| Input data |
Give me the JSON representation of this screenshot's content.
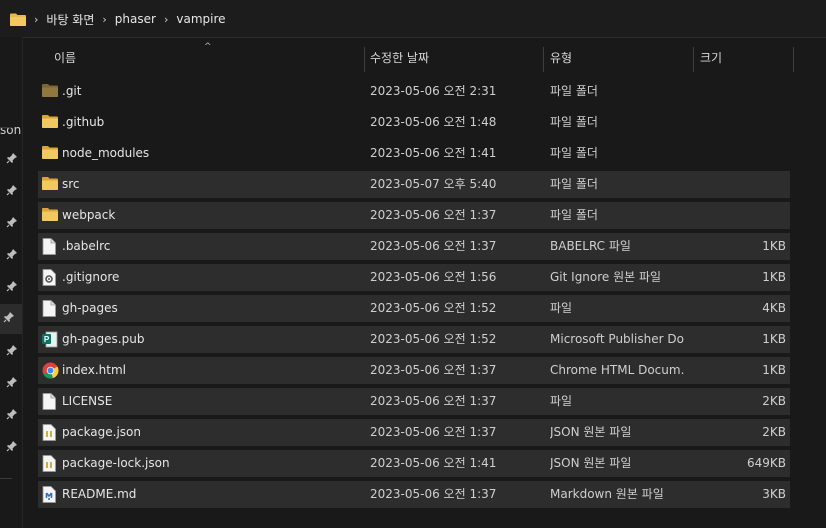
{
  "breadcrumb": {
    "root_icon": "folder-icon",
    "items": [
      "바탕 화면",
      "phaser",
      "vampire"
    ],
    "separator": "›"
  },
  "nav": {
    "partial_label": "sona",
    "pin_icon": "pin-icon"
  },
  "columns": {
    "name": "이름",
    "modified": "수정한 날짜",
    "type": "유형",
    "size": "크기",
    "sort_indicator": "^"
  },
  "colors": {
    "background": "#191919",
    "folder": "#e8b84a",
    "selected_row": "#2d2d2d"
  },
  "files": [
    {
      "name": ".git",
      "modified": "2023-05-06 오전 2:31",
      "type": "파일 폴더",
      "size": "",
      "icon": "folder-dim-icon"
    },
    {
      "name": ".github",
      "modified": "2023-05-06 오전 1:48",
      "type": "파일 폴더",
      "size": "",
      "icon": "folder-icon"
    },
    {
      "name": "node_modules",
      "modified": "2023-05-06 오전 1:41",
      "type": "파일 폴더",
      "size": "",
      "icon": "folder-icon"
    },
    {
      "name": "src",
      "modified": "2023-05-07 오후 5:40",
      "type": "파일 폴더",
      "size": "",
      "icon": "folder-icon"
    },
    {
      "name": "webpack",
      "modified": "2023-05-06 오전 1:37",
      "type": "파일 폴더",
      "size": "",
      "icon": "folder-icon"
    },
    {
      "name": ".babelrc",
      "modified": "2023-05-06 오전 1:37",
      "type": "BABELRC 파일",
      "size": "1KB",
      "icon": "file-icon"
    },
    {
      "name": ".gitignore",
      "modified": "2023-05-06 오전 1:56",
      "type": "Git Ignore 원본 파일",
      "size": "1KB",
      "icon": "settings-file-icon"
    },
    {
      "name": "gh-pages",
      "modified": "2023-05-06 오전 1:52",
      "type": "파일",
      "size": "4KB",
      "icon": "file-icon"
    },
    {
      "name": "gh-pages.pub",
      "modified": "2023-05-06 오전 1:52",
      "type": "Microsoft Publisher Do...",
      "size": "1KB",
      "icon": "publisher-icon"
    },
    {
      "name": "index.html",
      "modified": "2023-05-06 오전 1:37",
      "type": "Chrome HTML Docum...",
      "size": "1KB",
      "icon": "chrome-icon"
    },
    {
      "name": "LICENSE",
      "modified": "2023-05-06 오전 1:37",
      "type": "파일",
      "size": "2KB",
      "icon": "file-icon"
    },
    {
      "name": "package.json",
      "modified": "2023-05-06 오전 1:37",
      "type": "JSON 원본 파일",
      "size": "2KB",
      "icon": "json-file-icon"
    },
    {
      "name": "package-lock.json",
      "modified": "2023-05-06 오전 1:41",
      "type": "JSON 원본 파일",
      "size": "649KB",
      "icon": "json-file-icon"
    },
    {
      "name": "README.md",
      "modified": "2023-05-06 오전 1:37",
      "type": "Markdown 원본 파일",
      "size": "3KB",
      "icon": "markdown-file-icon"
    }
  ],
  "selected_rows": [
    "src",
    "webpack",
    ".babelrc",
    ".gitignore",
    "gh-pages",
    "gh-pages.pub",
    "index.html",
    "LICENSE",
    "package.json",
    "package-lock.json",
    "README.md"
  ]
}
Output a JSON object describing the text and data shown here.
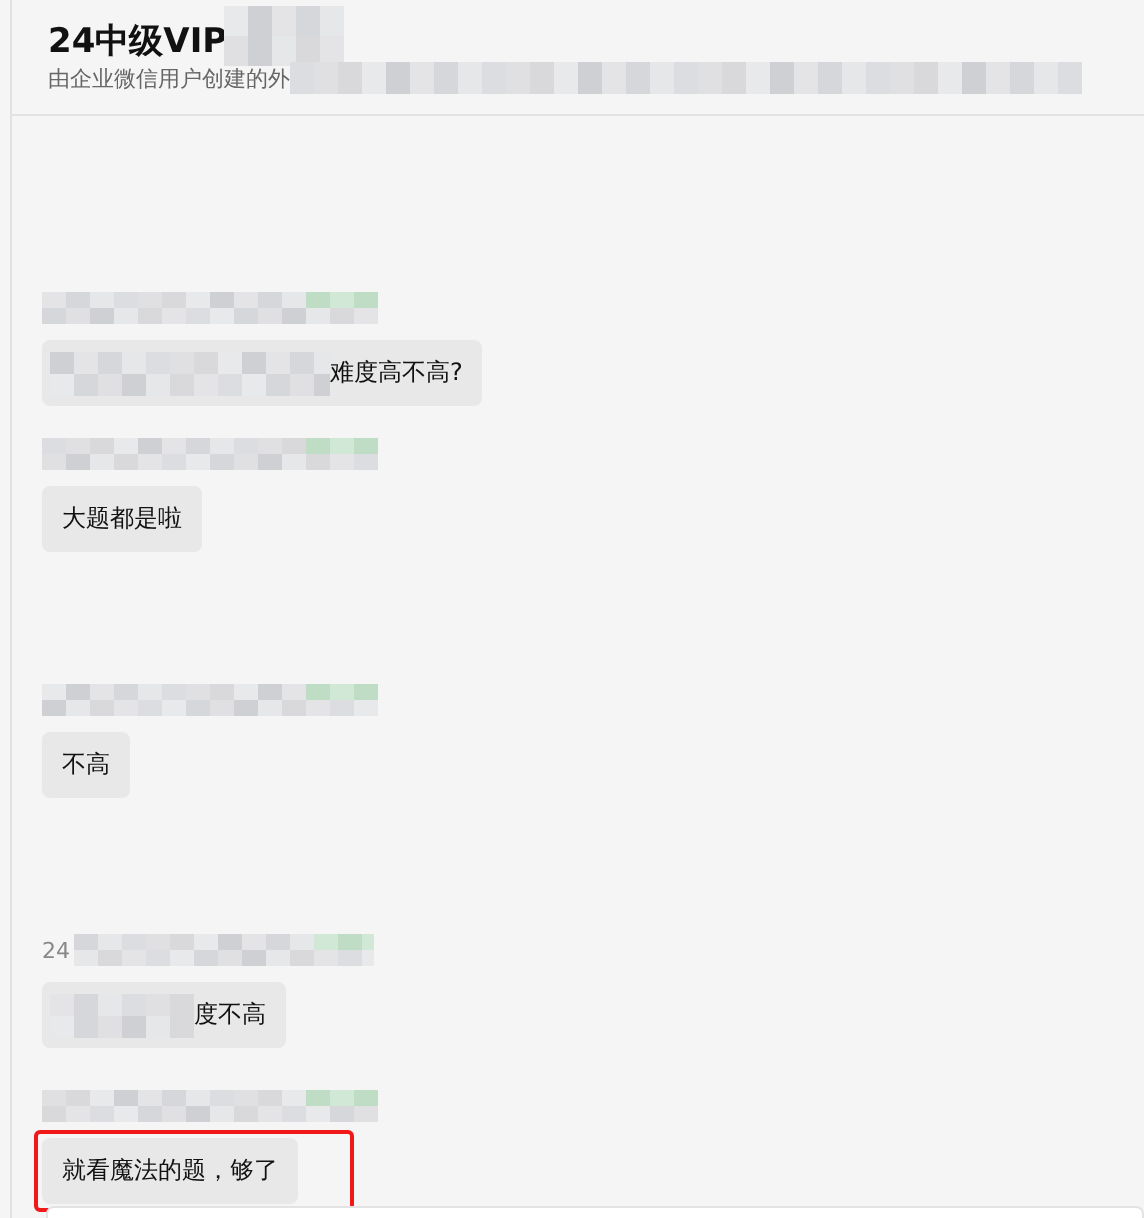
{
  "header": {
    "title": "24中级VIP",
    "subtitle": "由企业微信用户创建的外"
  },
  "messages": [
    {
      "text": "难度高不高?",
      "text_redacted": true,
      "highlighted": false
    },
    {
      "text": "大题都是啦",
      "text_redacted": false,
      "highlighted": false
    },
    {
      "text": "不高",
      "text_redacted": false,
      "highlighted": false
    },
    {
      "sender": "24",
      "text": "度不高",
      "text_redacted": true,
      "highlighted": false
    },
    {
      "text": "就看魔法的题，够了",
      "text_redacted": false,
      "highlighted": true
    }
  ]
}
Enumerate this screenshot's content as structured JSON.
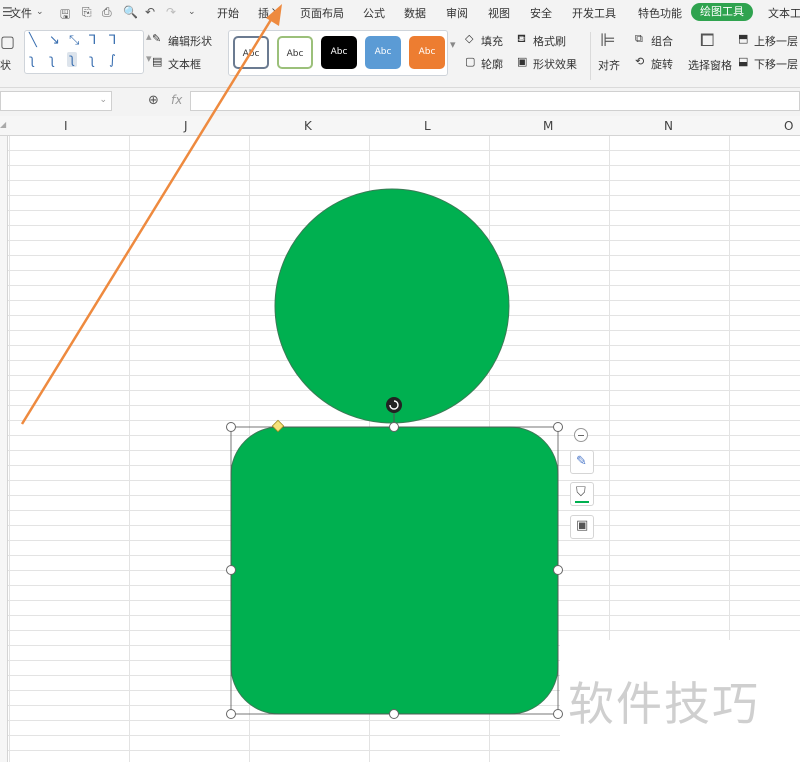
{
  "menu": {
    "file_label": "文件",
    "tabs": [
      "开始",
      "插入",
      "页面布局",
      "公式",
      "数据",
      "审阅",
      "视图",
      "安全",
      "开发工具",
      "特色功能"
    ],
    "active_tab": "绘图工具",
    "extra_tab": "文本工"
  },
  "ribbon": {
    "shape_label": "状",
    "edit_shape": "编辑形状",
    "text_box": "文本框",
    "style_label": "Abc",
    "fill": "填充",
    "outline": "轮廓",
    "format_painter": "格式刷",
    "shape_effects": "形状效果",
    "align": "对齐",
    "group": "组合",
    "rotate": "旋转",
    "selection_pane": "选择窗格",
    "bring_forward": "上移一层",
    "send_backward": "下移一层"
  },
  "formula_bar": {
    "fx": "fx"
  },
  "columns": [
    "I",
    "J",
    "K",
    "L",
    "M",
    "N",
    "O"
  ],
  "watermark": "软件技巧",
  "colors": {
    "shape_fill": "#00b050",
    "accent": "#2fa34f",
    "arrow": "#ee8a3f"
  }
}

| Instructions to follow |
Pictures in the records should not appear in your copy, but everything else must be transcribed exactly.

| Final result |
Give me the JSON representation of this screenshot's content.
{
  "breadcrumb": {
    "root_icon": "folder-icon",
    "items": [
      "바탕 화면",
      "phaser",
      "vampire"
    ],
    "separator": "›"
  },
  "nav": {
    "partial_label": "sona",
    "pin_icon": "pin-icon"
  },
  "columns": {
    "name": "이름",
    "modified": "수정한 날짜",
    "type": "유형",
    "size": "크기",
    "sort_indicator": "^"
  },
  "colors": {
    "background": "#191919",
    "folder": "#e8b84a",
    "selected_row": "#2d2d2d"
  },
  "files": [
    {
      "name": ".git",
      "modified": "2023-05-06 오전 2:31",
      "type": "파일 폴더",
      "size": "",
      "icon": "folder-dim-icon"
    },
    {
      "name": ".github",
      "modified": "2023-05-06 오전 1:48",
      "type": "파일 폴더",
      "size": "",
      "icon": "folder-icon"
    },
    {
      "name": "node_modules",
      "modified": "2023-05-06 오전 1:41",
      "type": "파일 폴더",
      "size": "",
      "icon": "folder-icon"
    },
    {
      "name": "src",
      "modified": "2023-05-07 오후 5:40",
      "type": "파일 폴더",
      "size": "",
      "icon": "folder-icon"
    },
    {
      "name": "webpack",
      "modified": "2023-05-06 오전 1:37",
      "type": "파일 폴더",
      "size": "",
      "icon": "folder-icon"
    },
    {
      "name": ".babelrc",
      "modified": "2023-05-06 오전 1:37",
      "type": "BABELRC 파일",
      "size": "1KB",
      "icon": "file-icon"
    },
    {
      "name": ".gitignore",
      "modified": "2023-05-06 오전 1:56",
      "type": "Git Ignore 원본 파일",
      "size": "1KB",
      "icon": "settings-file-icon"
    },
    {
      "name": "gh-pages",
      "modified": "2023-05-06 오전 1:52",
      "type": "파일",
      "size": "4KB",
      "icon": "file-icon"
    },
    {
      "name": "gh-pages.pub",
      "modified": "2023-05-06 오전 1:52",
      "type": "Microsoft Publisher Do...",
      "size": "1KB",
      "icon": "publisher-icon"
    },
    {
      "name": "index.html",
      "modified": "2023-05-06 오전 1:37",
      "type": "Chrome HTML Docum...",
      "size": "1KB",
      "icon": "chrome-icon"
    },
    {
      "name": "LICENSE",
      "modified": "2023-05-06 오전 1:37",
      "type": "파일",
      "size": "2KB",
      "icon": "file-icon"
    },
    {
      "name": "package.json",
      "modified": "2023-05-06 오전 1:37",
      "type": "JSON 원본 파일",
      "size": "2KB",
      "icon": "json-file-icon"
    },
    {
      "name": "package-lock.json",
      "modified": "2023-05-06 오전 1:41",
      "type": "JSON 원본 파일",
      "size": "649KB",
      "icon": "json-file-icon"
    },
    {
      "name": "README.md",
      "modified": "2023-05-06 오전 1:37",
      "type": "Markdown 원본 파일",
      "size": "3KB",
      "icon": "markdown-file-icon"
    }
  ],
  "selected_rows": [
    "src",
    "webpack",
    ".babelrc",
    ".gitignore",
    "gh-pages",
    "gh-pages.pub",
    "index.html",
    "LICENSE",
    "package.json",
    "package-lock.json",
    "README.md"
  ]
}
Output a JSON object describing the text and data shown here.
{
  "header": {
    "title": "24中级VIP",
    "subtitle": "由企业微信用户创建的外"
  },
  "messages": [
    {
      "text": "难度高不高?",
      "text_redacted": true,
      "highlighted": false
    },
    {
      "text": "大题都是啦",
      "text_redacted": false,
      "highlighted": false
    },
    {
      "text": "不高",
      "text_redacted": false,
      "highlighted": false
    },
    {
      "sender": "24",
      "text": "度不高",
      "text_redacted": true,
      "highlighted": false
    },
    {
      "text": "就看魔法的题，够了",
      "text_redacted": false,
      "highlighted": true
    }
  ]
}
Enumerate this screenshot's content as structured JSON.
{
  "menu": {
    "file_label": "文件",
    "tabs": [
      "开始",
      "插入",
      "页面布局",
      "公式",
      "数据",
      "审阅",
      "视图",
      "安全",
      "开发工具",
      "特色功能"
    ],
    "active_tab": "绘图工具",
    "extra_tab": "文本工"
  },
  "ribbon": {
    "shape_label": "状",
    "edit_shape": "编辑形状",
    "text_box": "文本框",
    "style_label": "Abc",
    "fill": "填充",
    "outline": "轮廓",
    "format_painter": "格式刷",
    "shape_effects": "形状效果",
    "align": "对齐",
    "group": "组合",
    "rotate": "旋转",
    "selection_pane": "选择窗格",
    "bring_forward": "上移一层",
    "send_backward": "下移一层"
  },
  "formula_bar": {
    "fx": "fx"
  },
  "columns": [
    "I",
    "J",
    "K",
    "L",
    "M",
    "N",
    "O"
  ],
  "watermark": "软件技巧",
  "colors": {
    "shape_fill": "#00b050",
    "accent": "#2fa34f",
    "arrow": "#ee8a3f"
  }
}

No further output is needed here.